* **What is required**
Among the lines below, list those containing the string "JSON".

[Dataset records on visual material]
========================================================================
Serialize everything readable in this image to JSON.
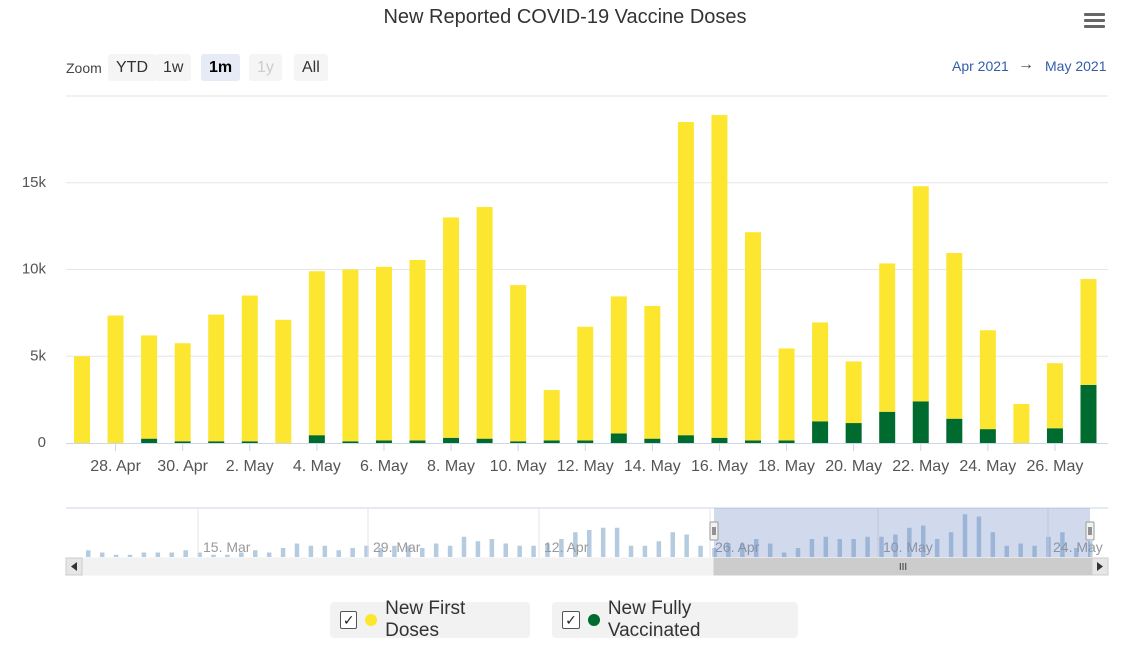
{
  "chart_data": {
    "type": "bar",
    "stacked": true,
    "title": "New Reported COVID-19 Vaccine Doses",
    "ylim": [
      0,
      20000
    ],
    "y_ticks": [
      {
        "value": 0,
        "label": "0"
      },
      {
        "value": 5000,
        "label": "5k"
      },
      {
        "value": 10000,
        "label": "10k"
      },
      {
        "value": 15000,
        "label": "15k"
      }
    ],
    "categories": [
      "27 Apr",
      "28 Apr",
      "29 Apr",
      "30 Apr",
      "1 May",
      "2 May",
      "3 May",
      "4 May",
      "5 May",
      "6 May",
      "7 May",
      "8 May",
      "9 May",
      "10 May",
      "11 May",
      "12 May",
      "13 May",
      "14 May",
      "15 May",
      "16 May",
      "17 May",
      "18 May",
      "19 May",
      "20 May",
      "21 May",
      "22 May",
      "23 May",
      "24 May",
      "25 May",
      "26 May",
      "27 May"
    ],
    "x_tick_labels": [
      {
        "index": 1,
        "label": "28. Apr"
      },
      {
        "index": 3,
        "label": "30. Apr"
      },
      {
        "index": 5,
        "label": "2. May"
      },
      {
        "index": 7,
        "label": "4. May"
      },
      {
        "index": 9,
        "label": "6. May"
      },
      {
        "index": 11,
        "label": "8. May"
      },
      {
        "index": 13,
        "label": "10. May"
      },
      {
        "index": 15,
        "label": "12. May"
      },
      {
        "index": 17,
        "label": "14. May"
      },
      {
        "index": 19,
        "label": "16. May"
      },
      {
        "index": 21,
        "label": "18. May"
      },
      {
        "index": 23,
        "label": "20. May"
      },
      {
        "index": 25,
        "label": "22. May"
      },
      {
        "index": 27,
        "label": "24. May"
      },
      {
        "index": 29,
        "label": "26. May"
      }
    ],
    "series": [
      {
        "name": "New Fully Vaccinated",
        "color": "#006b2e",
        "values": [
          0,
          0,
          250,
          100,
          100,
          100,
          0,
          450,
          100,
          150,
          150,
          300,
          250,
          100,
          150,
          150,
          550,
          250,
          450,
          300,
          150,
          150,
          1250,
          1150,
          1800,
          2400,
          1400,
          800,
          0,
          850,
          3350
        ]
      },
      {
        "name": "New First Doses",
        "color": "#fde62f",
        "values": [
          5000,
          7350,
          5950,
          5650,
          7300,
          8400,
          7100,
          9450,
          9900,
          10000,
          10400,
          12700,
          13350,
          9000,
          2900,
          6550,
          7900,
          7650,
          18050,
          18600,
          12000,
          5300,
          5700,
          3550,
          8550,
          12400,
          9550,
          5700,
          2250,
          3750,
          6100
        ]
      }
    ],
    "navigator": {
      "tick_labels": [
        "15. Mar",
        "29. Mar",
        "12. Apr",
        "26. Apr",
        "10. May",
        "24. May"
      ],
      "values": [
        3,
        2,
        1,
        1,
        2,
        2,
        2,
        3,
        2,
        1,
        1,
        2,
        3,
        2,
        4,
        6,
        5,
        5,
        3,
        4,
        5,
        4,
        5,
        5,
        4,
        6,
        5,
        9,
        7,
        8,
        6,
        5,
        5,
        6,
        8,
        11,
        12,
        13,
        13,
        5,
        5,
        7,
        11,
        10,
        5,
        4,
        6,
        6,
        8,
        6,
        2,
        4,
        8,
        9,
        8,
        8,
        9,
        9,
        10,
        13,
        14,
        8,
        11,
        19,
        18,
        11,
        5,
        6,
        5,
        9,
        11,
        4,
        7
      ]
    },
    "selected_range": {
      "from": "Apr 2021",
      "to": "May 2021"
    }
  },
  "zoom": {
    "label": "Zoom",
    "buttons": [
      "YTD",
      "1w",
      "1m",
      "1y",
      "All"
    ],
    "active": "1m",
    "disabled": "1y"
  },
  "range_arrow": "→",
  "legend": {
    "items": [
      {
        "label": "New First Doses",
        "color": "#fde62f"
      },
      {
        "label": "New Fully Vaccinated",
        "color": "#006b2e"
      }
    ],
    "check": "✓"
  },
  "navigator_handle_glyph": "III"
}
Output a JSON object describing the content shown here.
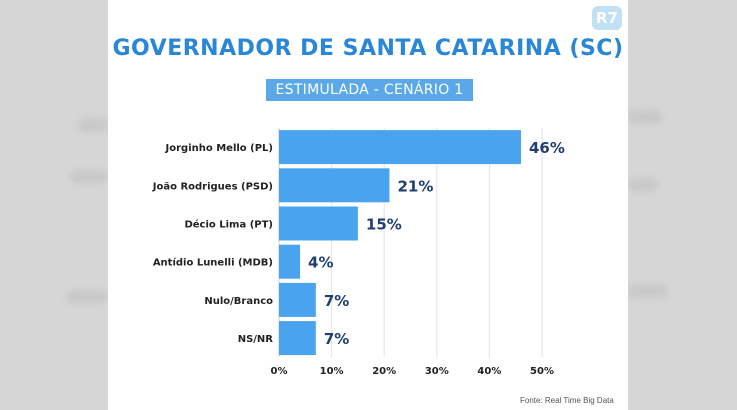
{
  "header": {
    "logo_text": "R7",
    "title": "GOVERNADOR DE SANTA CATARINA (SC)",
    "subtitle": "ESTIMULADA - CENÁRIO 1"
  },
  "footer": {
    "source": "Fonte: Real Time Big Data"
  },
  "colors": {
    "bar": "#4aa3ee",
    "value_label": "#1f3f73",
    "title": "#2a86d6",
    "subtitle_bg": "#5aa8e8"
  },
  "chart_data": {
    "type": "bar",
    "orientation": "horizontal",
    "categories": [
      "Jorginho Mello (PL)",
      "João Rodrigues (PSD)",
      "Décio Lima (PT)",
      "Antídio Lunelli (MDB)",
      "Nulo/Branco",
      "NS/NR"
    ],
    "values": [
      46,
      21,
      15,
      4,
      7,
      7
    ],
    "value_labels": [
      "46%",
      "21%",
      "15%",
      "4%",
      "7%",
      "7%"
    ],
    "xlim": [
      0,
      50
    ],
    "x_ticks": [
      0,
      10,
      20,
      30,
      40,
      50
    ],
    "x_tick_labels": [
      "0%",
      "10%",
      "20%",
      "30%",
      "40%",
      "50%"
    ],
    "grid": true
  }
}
========================================================================
* **Solution to the problem**
Serialize everything readable in this image to JSON.
Output a JSON object describing the content shown here.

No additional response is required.